Stored data
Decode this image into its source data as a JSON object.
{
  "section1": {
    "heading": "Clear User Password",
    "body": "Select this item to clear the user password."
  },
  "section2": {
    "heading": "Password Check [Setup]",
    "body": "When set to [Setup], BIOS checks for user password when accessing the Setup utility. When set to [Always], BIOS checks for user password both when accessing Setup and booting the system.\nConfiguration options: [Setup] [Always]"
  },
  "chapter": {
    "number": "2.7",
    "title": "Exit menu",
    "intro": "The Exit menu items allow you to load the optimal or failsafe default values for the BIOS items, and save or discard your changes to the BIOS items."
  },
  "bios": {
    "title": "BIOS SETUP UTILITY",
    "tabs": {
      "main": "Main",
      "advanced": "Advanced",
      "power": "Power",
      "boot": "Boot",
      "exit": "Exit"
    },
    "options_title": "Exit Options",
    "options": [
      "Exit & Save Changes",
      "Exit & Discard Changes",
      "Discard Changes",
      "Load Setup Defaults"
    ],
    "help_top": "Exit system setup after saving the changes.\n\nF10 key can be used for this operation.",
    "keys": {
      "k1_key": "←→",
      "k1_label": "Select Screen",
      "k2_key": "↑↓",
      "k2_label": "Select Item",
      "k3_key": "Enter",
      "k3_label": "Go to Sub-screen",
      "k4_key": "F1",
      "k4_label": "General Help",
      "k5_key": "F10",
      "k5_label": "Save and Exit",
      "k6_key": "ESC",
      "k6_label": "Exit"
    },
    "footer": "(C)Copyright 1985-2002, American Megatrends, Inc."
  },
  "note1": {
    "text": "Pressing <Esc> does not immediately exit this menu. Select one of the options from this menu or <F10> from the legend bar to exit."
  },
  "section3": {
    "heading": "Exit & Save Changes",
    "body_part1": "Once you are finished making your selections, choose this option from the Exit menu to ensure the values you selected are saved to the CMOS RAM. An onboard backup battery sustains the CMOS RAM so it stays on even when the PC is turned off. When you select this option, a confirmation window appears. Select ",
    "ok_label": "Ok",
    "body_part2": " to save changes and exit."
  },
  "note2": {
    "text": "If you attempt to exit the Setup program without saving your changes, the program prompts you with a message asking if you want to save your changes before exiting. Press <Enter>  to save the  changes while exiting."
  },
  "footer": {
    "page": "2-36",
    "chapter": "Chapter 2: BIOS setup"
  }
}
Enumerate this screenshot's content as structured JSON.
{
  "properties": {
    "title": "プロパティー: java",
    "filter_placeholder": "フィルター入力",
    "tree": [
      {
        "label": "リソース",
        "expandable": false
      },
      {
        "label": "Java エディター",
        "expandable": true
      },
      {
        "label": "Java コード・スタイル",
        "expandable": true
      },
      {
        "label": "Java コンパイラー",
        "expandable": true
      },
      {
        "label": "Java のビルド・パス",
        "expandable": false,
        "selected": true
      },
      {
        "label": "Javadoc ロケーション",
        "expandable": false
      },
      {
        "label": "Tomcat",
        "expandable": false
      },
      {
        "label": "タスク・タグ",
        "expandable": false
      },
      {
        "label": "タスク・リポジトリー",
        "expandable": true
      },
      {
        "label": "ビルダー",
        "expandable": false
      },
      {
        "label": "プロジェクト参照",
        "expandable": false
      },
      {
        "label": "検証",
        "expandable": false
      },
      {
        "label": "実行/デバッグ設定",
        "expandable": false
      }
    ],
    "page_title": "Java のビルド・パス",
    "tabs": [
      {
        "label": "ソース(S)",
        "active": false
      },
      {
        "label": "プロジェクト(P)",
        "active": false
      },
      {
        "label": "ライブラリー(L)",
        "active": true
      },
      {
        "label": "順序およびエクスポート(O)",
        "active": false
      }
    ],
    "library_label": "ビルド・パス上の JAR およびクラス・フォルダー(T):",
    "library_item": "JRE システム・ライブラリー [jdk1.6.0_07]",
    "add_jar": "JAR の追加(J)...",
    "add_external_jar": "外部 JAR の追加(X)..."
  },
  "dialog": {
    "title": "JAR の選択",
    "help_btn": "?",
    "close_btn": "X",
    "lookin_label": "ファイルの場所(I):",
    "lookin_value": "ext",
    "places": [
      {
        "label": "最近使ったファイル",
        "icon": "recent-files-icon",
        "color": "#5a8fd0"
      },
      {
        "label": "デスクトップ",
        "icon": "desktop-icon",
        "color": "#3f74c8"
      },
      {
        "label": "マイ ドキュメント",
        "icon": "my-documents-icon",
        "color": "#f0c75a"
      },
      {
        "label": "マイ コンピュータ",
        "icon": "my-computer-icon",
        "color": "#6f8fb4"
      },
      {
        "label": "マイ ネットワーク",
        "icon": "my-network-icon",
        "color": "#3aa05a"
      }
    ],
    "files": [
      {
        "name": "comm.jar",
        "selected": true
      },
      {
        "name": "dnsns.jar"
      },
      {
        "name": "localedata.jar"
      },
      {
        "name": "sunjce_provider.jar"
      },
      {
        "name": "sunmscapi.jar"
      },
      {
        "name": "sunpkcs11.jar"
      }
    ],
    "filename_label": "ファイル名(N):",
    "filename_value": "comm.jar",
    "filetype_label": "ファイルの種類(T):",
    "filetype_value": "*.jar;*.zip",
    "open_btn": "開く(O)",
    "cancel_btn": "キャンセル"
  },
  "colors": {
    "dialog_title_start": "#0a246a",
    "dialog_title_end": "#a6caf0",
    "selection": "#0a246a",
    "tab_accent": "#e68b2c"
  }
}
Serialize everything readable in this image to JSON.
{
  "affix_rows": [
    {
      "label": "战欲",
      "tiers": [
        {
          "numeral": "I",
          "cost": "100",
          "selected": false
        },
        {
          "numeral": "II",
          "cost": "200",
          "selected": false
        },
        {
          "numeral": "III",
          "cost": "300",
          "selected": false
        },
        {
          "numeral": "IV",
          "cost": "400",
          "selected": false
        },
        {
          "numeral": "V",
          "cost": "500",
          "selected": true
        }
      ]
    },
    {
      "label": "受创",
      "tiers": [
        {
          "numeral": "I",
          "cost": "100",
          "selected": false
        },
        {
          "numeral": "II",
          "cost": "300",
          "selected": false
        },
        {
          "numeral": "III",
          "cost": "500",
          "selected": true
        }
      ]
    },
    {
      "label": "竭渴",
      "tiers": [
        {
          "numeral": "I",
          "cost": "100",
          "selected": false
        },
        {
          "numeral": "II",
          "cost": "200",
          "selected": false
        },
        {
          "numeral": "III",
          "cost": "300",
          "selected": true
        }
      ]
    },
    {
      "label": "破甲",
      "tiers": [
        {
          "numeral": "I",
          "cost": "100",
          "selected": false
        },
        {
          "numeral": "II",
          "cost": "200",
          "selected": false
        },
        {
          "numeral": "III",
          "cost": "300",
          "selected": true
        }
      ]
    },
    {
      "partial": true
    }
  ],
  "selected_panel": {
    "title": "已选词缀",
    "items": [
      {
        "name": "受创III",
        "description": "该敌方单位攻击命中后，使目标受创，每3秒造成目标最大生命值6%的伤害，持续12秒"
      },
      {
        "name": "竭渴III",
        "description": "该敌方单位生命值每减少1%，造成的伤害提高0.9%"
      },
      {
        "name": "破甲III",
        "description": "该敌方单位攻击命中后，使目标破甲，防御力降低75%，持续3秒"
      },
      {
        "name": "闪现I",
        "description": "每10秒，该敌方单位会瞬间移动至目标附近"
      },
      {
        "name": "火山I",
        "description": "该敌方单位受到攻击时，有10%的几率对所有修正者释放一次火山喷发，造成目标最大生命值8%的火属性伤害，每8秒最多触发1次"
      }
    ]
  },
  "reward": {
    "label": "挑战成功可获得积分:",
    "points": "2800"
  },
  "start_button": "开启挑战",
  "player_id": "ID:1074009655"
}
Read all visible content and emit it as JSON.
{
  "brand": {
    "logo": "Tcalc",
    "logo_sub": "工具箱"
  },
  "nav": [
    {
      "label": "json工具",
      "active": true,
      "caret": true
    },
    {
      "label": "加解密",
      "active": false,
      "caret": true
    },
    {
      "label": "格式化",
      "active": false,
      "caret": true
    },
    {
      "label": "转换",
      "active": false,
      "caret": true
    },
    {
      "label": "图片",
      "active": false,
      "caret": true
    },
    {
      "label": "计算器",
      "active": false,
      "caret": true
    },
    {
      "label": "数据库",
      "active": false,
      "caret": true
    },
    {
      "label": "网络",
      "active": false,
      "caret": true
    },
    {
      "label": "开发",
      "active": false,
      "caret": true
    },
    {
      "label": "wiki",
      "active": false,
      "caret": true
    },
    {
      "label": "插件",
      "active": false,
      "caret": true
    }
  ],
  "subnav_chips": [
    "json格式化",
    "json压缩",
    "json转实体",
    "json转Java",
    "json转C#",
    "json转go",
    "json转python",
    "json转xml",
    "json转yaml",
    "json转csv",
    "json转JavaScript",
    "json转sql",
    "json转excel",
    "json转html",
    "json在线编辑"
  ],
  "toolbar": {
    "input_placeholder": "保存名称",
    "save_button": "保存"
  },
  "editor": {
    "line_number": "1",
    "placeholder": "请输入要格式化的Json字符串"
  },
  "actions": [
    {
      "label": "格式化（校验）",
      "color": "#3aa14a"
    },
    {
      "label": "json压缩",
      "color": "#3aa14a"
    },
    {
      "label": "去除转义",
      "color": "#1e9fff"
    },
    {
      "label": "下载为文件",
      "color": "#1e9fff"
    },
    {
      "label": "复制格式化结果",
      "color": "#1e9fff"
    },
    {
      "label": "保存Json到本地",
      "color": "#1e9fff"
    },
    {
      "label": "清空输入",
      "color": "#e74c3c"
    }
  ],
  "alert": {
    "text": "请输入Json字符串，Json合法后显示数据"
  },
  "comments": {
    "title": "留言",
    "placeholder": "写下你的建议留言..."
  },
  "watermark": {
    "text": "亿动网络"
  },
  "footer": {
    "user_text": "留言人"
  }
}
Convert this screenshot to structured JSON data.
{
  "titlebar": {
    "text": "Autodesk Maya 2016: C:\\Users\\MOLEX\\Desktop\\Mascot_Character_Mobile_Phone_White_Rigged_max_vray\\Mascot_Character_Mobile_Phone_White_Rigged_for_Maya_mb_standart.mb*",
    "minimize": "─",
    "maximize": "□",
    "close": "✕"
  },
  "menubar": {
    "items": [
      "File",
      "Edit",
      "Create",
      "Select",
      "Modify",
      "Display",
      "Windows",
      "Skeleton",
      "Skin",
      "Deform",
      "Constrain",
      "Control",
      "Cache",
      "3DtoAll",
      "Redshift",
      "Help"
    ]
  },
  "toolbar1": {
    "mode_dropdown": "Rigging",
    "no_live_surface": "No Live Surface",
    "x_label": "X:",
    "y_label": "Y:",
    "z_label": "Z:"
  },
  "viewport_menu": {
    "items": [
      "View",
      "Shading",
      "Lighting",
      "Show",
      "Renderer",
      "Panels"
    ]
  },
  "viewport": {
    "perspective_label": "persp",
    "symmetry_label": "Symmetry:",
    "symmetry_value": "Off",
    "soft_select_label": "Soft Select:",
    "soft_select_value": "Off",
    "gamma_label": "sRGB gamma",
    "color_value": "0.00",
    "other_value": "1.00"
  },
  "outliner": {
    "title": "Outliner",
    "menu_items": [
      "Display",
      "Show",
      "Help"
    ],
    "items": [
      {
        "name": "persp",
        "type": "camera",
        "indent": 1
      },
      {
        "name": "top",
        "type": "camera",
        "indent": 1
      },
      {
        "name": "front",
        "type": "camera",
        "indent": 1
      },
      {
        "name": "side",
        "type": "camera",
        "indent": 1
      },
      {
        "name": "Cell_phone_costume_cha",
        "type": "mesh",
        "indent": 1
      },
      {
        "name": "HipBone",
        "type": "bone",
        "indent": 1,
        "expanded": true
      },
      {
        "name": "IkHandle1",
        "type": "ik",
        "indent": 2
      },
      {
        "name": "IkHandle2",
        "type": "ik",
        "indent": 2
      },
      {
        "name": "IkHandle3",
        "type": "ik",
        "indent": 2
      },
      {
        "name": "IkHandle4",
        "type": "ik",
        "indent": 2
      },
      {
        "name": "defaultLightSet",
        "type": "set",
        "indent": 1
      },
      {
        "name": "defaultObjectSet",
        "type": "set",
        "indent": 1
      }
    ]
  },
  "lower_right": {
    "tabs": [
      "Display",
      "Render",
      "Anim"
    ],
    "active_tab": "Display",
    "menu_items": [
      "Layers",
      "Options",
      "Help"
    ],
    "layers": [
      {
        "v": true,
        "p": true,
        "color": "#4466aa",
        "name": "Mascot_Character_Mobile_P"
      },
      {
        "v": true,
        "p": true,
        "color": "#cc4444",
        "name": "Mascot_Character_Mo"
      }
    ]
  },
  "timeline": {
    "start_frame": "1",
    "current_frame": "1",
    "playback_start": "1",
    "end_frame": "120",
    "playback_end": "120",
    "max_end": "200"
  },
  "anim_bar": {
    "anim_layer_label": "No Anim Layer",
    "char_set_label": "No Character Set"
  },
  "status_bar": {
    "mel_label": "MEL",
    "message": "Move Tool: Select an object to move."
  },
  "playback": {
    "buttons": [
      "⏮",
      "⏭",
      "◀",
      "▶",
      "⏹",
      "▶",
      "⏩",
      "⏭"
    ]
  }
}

**TASK:** Work out the number of lines above that include the string "message" and write only that number.

**TASK RESPONSE:** 2